[Dataset entries]
[BEGIN]
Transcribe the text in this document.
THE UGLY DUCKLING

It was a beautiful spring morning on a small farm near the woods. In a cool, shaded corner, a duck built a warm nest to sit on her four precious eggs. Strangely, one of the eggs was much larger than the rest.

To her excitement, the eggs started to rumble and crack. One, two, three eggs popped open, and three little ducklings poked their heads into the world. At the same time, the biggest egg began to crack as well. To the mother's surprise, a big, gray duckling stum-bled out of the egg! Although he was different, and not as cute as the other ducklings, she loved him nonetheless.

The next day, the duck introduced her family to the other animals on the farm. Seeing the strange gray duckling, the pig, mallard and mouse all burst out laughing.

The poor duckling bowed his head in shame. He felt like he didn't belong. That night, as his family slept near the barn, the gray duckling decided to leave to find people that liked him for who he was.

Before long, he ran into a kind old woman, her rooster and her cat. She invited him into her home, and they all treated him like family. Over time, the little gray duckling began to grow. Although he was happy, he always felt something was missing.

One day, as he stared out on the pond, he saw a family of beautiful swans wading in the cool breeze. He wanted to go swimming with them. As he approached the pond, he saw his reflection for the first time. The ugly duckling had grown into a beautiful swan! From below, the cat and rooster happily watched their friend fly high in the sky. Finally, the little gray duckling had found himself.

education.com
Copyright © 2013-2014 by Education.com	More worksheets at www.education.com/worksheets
[END]
[WHAT NEEDS TO BE DONE] Select all lines with the word "farm" from the entries above.

[RESULT FOR THIS TASK]
It was a beautiful spring morning on a small farm near the woods. In a cool, shaded corner, a duck built a warm nest to sit on her four precious eggs. Strangely, one of the eggs was much larger than the rest.
The next day, the duck introduced her family to the other animals on the farm. Seeing the strange gray duckling, the pig, mallard and mouse all burst out laughing.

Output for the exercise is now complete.